## WHAT IS REQUIRED
Reproduce each line from the records that holds "with".

— Begin PROVIDED DATA —

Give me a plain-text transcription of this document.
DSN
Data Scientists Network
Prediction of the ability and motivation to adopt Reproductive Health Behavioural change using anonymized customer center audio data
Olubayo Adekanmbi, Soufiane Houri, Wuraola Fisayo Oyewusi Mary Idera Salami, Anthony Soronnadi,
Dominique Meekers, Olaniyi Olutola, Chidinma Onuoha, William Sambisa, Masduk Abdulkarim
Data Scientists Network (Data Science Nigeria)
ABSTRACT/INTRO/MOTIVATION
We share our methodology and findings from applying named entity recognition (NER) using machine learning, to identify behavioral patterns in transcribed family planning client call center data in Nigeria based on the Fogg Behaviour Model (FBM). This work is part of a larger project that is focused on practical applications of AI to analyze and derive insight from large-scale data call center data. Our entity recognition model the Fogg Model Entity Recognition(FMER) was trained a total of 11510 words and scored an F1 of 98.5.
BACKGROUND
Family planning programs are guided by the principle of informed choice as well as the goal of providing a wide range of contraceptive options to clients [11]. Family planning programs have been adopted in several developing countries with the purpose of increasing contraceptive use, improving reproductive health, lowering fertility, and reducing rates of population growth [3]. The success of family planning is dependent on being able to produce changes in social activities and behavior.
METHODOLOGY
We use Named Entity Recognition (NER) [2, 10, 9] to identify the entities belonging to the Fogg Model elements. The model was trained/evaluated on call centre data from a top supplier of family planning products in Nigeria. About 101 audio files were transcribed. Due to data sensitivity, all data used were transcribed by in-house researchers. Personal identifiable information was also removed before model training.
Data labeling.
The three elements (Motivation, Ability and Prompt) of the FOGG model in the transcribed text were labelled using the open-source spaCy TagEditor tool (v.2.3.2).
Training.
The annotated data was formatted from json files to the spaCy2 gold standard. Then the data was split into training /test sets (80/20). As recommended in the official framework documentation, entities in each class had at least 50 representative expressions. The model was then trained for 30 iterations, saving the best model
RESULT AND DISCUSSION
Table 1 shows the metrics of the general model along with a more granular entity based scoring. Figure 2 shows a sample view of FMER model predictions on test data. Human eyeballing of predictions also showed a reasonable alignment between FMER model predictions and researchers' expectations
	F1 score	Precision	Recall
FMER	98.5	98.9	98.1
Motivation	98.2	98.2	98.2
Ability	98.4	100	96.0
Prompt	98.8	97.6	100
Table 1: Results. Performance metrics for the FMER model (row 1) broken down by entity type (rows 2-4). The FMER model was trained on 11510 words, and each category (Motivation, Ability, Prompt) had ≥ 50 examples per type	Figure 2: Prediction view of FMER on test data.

— End PROVIDED DATA —

## ANSWER FOR THIS EXERCISE
Family planning programs are guided by the principle of informed choice as well as the goal of providing a wide range of contraceptive options to clients [11]. Family planning programs have been adopted in several developing countries with the purpose of increasing contraceptive use, improving reproductive health, lowering fertility, and reducing rates of population growth [3]. The success of family planning is dependent on being able to produce changes in social activities and behavior.
Table 1 shows the metrics of the general model along with a more granular entity based scoring. Figure 2 shows a sample view of FMER model predictions on test data. Human eyeballing of predictions also showed a reasonable alignment between FMER model predictions and researchers' expectations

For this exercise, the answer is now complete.